* START *
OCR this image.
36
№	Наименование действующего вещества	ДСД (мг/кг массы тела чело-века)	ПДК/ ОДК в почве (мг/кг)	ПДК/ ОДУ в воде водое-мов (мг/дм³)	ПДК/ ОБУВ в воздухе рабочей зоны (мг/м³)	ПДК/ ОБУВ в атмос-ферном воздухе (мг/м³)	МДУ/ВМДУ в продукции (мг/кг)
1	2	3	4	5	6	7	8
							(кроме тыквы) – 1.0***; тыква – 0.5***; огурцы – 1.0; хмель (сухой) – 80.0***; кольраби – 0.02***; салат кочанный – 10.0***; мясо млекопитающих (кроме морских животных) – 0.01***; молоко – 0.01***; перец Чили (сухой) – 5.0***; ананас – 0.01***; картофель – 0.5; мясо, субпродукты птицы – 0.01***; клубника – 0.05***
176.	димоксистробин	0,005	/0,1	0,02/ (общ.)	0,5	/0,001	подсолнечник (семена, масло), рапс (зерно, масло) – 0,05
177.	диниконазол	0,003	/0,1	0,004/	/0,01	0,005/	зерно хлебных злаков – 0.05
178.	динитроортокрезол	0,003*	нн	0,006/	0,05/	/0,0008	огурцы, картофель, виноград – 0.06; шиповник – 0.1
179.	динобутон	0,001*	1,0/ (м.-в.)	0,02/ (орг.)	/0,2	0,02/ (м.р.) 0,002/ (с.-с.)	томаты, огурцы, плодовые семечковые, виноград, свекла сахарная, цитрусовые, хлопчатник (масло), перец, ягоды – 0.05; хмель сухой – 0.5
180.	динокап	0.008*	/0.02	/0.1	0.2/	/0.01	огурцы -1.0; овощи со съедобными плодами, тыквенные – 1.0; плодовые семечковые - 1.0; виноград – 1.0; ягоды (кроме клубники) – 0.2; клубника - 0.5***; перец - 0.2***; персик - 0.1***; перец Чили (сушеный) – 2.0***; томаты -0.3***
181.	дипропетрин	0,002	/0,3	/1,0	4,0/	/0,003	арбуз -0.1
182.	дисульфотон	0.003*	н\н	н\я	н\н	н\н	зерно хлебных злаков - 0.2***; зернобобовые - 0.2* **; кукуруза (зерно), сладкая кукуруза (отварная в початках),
* END *
__INSTRUCTIONS FOR THE TASK__:
Give every line of the material again, exactly as it reads.

__RESULT__:
OCR this image.
36
№	Наименование действующего вещества	ДСД (мг/кг массы тела чело-века)	ПДК/ ОДК в почве (мг/кг)	ПДК/ ОДУ в воде водое-мов (мг/дм³)	ПДК/ ОБУВ в воздухе рабочей зоны (мг/м³)	ПДК/ ОБУВ в атмос-ферном воздухе (мг/м³)	МДУ/ВМДУ в продукции (мг/кг)
1	2	3	4	5	6	7	8
							(кроме тыквы) – 1.0***; тыква – 0.5***; огурцы – 1.0; хмель (сухой) – 80.0***; кольраби – 0.02***; салат кочанный – 10.0***; мясо млекопитающих (кроме морских животных) – 0.01***; молоко – 0.01***; перец Чили (сухой) – 5.0***; ананас – 0.01***; картофель – 0.5; мясо, субпродукты птицы – 0.01***; клубника – 0.05***
176.	димоксистробин	0,005	/0,1	0,02/ (общ.)	0,5	/0,001	подсолнечник (семена, масло), рапс (зерно, масло) – 0,05
177.	диниконазол	0,003	/0,1	0,004/	/0,01	0,005/	зерно хлебных злаков – 0.05
178.	динитроортокрезол	0,003*	нн	0,006/	0,05/	/0,0008	огурцы, картофель, виноград – 0.06; шиповник – 0.1
179.	динобутон	0,001*	1,0/ (м.-в.)	0,02/ (орг.)	/0,2	0,02/ (м.р.) 0,002/ (с.-с.)	томаты, огурцы, плодовые семечковые, виноград, свекла сахарная, цитрусовые, хлопчатник (масло), перец, ягоды – 0.05; хмель сухой – 0.5
180.	динокап	0.008*	/0.02	/0.1	0.2/	/0.01	огурцы -1.0; овощи со съедобными плодами, тыквенные – 1.0; плодовые семечковые - 1.0; виноград – 1.0; ягоды (кроме клубники) – 0.2; клубника - 0.5***; перец - 0.2***; персик - 0.1***; перец Чили (сушеный) – 2.0***; томаты -0.3***
181.	дипропетрин	0,002	/0,3	/1,0	4,0/	/0,003	арбуз -0.1
182.	дисульфотон	0.003*	н\н	н\я	н\н	н\н	зерно хлебных злаков - 0.2***; зернобобовые - 0.2* **; кукуруза (зерно), сладкая кукуруза (отварная в початках),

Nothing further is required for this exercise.